▸ To be done
List all lines of the data that include the string "button".

▸ Task inputs
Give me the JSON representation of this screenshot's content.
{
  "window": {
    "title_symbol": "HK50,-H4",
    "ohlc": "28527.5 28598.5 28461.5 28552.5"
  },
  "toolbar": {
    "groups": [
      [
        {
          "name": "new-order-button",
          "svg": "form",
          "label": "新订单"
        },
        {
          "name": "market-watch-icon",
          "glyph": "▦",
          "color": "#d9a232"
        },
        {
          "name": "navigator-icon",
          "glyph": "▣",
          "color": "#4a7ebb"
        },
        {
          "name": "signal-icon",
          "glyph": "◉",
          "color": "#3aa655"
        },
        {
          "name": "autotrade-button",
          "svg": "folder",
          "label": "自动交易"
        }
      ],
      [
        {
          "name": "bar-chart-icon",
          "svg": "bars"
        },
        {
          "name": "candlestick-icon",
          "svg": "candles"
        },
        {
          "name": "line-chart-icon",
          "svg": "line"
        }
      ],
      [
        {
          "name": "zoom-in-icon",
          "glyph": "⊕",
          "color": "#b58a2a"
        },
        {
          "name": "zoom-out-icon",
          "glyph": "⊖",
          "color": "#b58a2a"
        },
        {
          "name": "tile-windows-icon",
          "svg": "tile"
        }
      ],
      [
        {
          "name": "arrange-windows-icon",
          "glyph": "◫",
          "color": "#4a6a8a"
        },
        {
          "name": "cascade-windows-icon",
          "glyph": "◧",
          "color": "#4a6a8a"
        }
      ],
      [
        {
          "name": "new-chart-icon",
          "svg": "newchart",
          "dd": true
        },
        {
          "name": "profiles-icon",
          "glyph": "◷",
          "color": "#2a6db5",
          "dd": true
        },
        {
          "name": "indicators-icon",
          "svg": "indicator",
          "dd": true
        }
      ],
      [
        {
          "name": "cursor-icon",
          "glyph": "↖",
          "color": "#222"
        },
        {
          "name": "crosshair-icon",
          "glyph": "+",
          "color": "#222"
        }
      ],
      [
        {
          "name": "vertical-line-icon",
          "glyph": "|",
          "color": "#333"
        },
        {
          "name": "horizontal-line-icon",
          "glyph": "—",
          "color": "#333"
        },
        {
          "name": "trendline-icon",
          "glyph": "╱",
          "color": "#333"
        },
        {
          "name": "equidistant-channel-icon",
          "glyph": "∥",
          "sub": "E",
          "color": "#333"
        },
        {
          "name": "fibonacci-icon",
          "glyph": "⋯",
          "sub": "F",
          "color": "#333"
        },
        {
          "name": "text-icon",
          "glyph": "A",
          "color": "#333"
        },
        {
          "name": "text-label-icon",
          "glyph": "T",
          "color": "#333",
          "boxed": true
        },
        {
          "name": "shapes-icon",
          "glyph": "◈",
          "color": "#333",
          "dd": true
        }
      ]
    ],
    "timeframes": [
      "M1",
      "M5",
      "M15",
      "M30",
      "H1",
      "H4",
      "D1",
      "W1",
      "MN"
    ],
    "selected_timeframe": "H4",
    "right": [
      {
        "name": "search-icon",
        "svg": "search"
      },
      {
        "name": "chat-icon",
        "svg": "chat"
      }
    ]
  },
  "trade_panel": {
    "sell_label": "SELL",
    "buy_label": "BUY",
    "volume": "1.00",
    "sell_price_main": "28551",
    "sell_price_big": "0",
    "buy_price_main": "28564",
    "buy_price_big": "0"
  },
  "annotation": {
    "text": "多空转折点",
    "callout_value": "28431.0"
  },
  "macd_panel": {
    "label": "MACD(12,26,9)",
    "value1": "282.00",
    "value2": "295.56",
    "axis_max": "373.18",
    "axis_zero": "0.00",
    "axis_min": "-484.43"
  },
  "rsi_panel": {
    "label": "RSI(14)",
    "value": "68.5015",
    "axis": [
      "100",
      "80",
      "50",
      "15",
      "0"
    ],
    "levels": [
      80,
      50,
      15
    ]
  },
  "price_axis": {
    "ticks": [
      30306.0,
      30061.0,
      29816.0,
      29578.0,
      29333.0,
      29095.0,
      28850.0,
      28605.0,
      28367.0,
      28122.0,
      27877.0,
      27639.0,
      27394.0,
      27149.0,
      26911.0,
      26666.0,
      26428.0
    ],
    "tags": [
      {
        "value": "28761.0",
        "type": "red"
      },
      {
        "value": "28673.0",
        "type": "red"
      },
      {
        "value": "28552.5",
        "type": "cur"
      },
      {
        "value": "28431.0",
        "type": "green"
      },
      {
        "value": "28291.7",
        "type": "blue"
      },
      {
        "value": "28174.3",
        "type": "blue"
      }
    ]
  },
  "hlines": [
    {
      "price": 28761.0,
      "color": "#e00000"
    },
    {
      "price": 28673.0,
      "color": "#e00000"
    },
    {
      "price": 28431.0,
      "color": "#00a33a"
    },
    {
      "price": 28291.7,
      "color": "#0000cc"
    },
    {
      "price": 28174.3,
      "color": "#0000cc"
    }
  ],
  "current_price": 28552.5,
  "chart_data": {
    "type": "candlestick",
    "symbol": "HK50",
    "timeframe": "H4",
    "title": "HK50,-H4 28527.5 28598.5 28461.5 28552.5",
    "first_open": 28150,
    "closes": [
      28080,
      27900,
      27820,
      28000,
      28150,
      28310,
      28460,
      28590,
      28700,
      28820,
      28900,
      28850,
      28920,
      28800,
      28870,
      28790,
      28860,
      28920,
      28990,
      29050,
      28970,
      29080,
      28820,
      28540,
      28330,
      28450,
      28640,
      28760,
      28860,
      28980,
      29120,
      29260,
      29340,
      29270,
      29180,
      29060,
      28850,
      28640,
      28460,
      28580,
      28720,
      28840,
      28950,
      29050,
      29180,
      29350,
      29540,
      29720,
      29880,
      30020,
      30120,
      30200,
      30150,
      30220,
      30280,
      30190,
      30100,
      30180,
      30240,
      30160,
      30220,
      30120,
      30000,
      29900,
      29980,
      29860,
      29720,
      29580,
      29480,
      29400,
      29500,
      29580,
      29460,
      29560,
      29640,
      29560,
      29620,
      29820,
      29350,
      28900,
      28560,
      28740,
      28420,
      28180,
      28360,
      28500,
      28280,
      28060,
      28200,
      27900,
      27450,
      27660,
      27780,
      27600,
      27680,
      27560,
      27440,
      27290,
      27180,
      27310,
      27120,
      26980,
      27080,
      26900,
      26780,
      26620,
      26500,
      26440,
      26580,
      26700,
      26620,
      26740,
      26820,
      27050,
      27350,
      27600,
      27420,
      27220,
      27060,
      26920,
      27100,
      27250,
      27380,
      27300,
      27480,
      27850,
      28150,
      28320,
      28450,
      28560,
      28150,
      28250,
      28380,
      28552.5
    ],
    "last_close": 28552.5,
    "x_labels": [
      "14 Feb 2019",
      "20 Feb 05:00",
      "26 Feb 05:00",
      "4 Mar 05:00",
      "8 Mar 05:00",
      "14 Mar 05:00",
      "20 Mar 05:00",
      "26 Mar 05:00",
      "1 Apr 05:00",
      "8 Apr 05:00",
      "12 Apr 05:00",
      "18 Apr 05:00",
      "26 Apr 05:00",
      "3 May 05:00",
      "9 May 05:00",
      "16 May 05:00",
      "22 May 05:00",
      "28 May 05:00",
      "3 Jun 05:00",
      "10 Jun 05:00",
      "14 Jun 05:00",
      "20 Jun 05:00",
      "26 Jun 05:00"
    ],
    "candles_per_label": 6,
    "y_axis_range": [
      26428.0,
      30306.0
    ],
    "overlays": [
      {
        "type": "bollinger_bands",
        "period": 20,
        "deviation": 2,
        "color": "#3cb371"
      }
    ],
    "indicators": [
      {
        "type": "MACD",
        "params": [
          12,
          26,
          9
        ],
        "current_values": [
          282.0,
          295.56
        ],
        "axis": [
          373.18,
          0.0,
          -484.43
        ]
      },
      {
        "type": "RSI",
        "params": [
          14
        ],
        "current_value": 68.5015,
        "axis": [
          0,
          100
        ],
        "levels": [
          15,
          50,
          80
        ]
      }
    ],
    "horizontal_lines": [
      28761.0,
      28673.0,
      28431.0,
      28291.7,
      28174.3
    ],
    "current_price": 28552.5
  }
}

▸ The result
          "name": "new-order-button",
          "name": "autotrade-button",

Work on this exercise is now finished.